> **Source document**:
** begin **
Court of Appeals of South Carolina
Jan 10, 1994
439 S.E.2d 861 (S.C. Ct. App. 1994)

Opinion

2114

Heard November 3, 1993

Decided January 10, 1994

Appeal from York County J. Buford Grier, Master-In-Equity

Reversed and remanded.

Thomas F. McDow, Rock Hill, for appellant.

Stanley D. Ragsdale, of Leventis Ragsdale; and F. Patrick Hubbard; Columbia, for respondents.


Jane Davenport McCurry sued the Keiths to recover over $8,000 she lost playing video poker machines at their business. She alleged fifteen separate incidents. The trial judge granted the Keiths' motion for judgment on the pleadings and McCurry appeals. We reverse and remand.

The court held the facts McCurry alleged showed: (1) the money she lost was for the use of the machine; (2) the poker machines were not illegal and, therefore, not in violation of the statute; and (3) the Keiths were not "so playing" the game under the statute.

According to the complaint, the Keiths operate The Executive, a business, in Fort Mill, containing poker machines. The complaint alleges that a poker machine is a game within the scope of S.C. Code Ann. § 82-1-10 (1991). The causes of action state, in pertinent part, that McCurry, "by playing a game at The Executive lost, paid and delivered to" the Keiths a sum of money.

This code section allows a gambler to recover losses of $50 or more.
** end **
> **Problems**:
A. In the court opinion, what is the name of the business the Keiths operate in Fort Mill?
B. Repeat the passage of the court opinion starting with "According to the" and going on through "of $50 or more.".

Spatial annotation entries
** begin **
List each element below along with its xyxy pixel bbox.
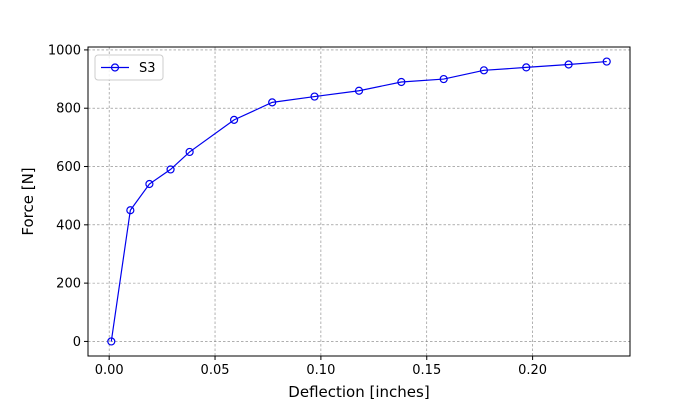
legend-label: S3 (139, 61, 156, 76)
data-point (268, 98, 277, 107)
axis-ticks: 0.00 0.05 0.10 0.15 0.20 0 200 400 600 800 1000 (48, 43, 547, 378)
data-point (166, 165, 175, 174)
x-tick-label: 0.10 (306, 363, 335, 378)
x-tick-label: 0.00 (95, 363, 124, 378)
data-point (126, 206, 135, 215)
x-tick-label: 0.20 (518, 363, 547, 378)
y-tick-label: 600 (56, 160, 81, 175)
data-point (397, 77, 406, 87)
y-axis-label: Force [N] (19, 167, 37, 235)
x-tick-label: 0.15 (412, 363, 441, 378)
data-point (107, 337, 116, 346)
data-point (479, 66, 489, 75)
y-tick-label: 800 (56, 102, 81, 117)
y-tick-label: 1000 (48, 43, 81, 58)
y-tick-label: 200 (56, 277, 81, 292)
series-layer (107, 57, 611, 346)
data-point (145, 179, 154, 189)
data-point (602, 57, 611, 66)
data-point (354, 86, 364, 95)
y-tick-label: 0 (73, 335, 81, 350)
data-point (229, 115, 239, 124)
plot-area-frame (87, 46, 631, 357)
legend: S3 (94, 54, 164, 81)
grid (88, 47, 630, 356)
data-point (310, 92, 319, 101)
y-tick-label: 400 (56, 218, 81, 233)
data-point (564, 60, 573, 69)
data-point (439, 74, 448, 84)
data-point (185, 147, 194, 157)
series-line (110, 60, 607, 342)
legend-marker-icon (110, 63, 120, 72)
x-tick-label: 0.05 (201, 363, 230, 378)
data-point (522, 63, 531, 72)
x-axis-label: Deflection [inches] (288, 383, 429, 400)
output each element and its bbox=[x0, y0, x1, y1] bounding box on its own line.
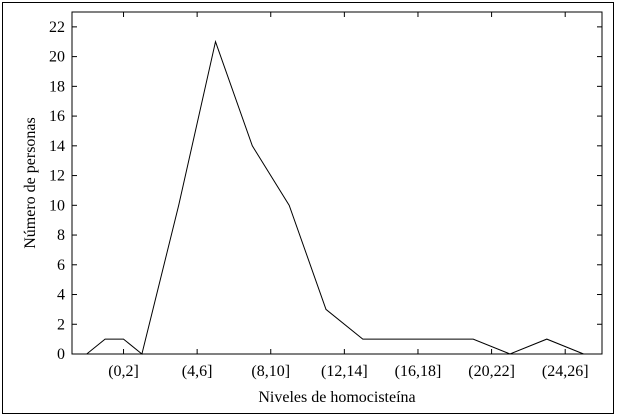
** end **
> **Replies**:
A. The Executive

B.
According to the complaint, the Keiths operate The Executive, a business, in Fort Mill, containing poker machines. The complaint alleges that a poker machine is a game within the scope of S.C. Code Ann. § 82-1-10 (1991). The causes of action state, in pertinent part, that McCurry, "by playing a game at The Executive lost, paid and delivered to" the Keiths a sum of money.

This code section allows a gambler to recover losses of $50 or more.